• Aim: Among the entries below, find the lines with "data" and copy them.

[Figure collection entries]
* START *

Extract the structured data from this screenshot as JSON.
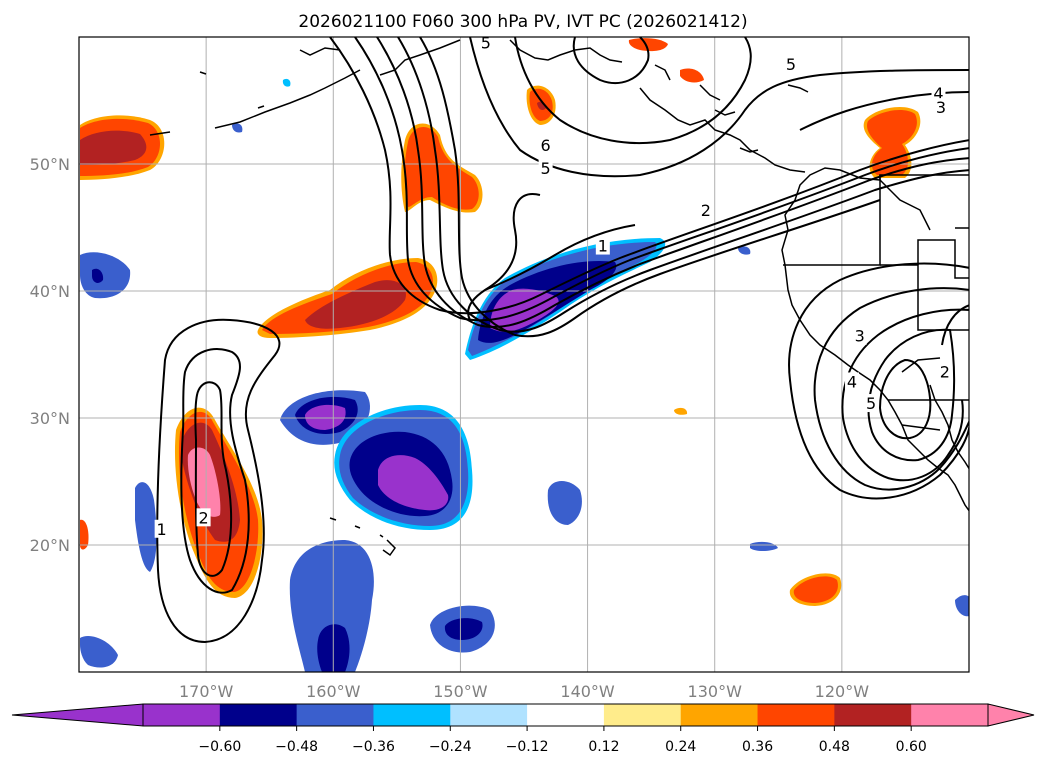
{
  "title": "2026021100 F060 300 hPa PV, IVT PC (2026021412)",
  "map": {
    "projection": "plate-carree",
    "lon_range": [
      -180,
      -110
    ],
    "lat_range": [
      10,
      60
    ],
    "lon_ticks": [
      {
        "lon": -170,
        "label": "170°W"
      },
      {
        "lon": -160,
        "label": "160°W"
      },
      {
        "lon": -150,
        "label": "150°W"
      },
      {
        "lon": -140,
        "label": "140°W"
      },
      {
        "lon": -130,
        "label": "130°W"
      },
      {
        "lon": -120,
        "label": "120°W"
      }
    ],
    "lat_ticks": [
      {
        "lat": 20,
        "label": "20°N"
      },
      {
        "lat": 30,
        "label": "30°N"
      },
      {
        "lat": 40,
        "label": "40°N"
      },
      {
        "lat": 50,
        "label": "50°N"
      }
    ],
    "gridlines": true,
    "coastline_color": "#000000"
  },
  "colorbar": {
    "orientation": "horizontal",
    "extend": "both",
    "levels": [
      -0.72,
      -0.6,
      -0.48,
      -0.36,
      -0.24,
      -0.12,
      0.12,
      0.24,
      0.36,
      0.48,
      0.6,
      0.72
    ],
    "colors": [
      "#9932cc",
      "#00008b",
      "#3a5fcd",
      "#00bfff",
      "#b0e2ff",
      "#ffffff",
      "#ffec8b",
      "#ffa500",
      "#ff4500",
      "#b22222",
      "#ff82ab"
    ],
    "extend_low_color": "#9932cc",
    "extend_high_color": "#ff82ab",
    "tick_labels": [
      "−0.60",
      "−0.48",
      "−0.36",
      "−0.24",
      "−0.12",
      "0.12",
      "0.24",
      "0.36",
      "0.48",
      "0.60"
    ]
  },
  "contour_labels": [
    {
      "text": "5",
      "lon": -148,
      "lat": 59.5
    },
    {
      "text": "5",
      "lon": -124,
      "lat": 57.8
    },
    {
      "text": "6",
      "lon": -143.3,
      "lat": 51.4
    },
    {
      "text": "5",
      "lon": -143.3,
      "lat": 49.6
    },
    {
      "text": "2",
      "lon": -130.7,
      "lat": 46.3
    },
    {
      "text": "1",
      "lon": -138.8,
      "lat": 43.5
    },
    {
      "text": "4",
      "lon": -112.4,
      "lat": 55.5
    },
    {
      "text": "3",
      "lon": -112.2,
      "lat": 54.4
    },
    {
      "text": "3",
      "lon": -118.6,
      "lat": 36.4
    },
    {
      "text": "4",
      "lon": -119.2,
      "lat": 32.8
    },
    {
      "text": "5",
      "lon": -117.7,
      "lat": 31.1
    },
    {
      "text": "2",
      "lon": -111.9,
      "lat": 33.6
    },
    {
      "text": "1",
      "lon": -173.5,
      "lat": 21.2
    },
    {
      "text": "2",
      "lon": -170.2,
      "lat": 22.1
    }
  ]
}
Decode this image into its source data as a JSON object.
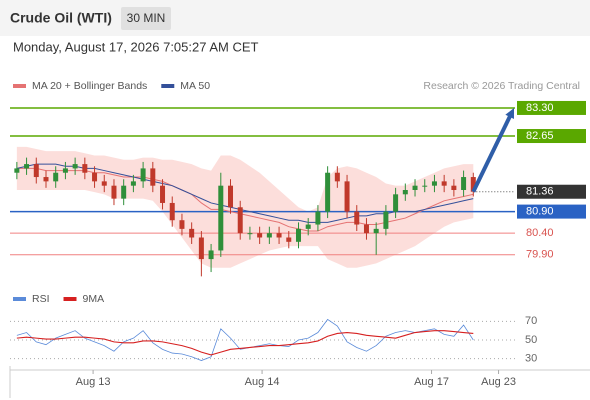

* END *

• Written response:
Extract the structured data from this screenshot as JSON.
Decode this image into its source data as a JSON object.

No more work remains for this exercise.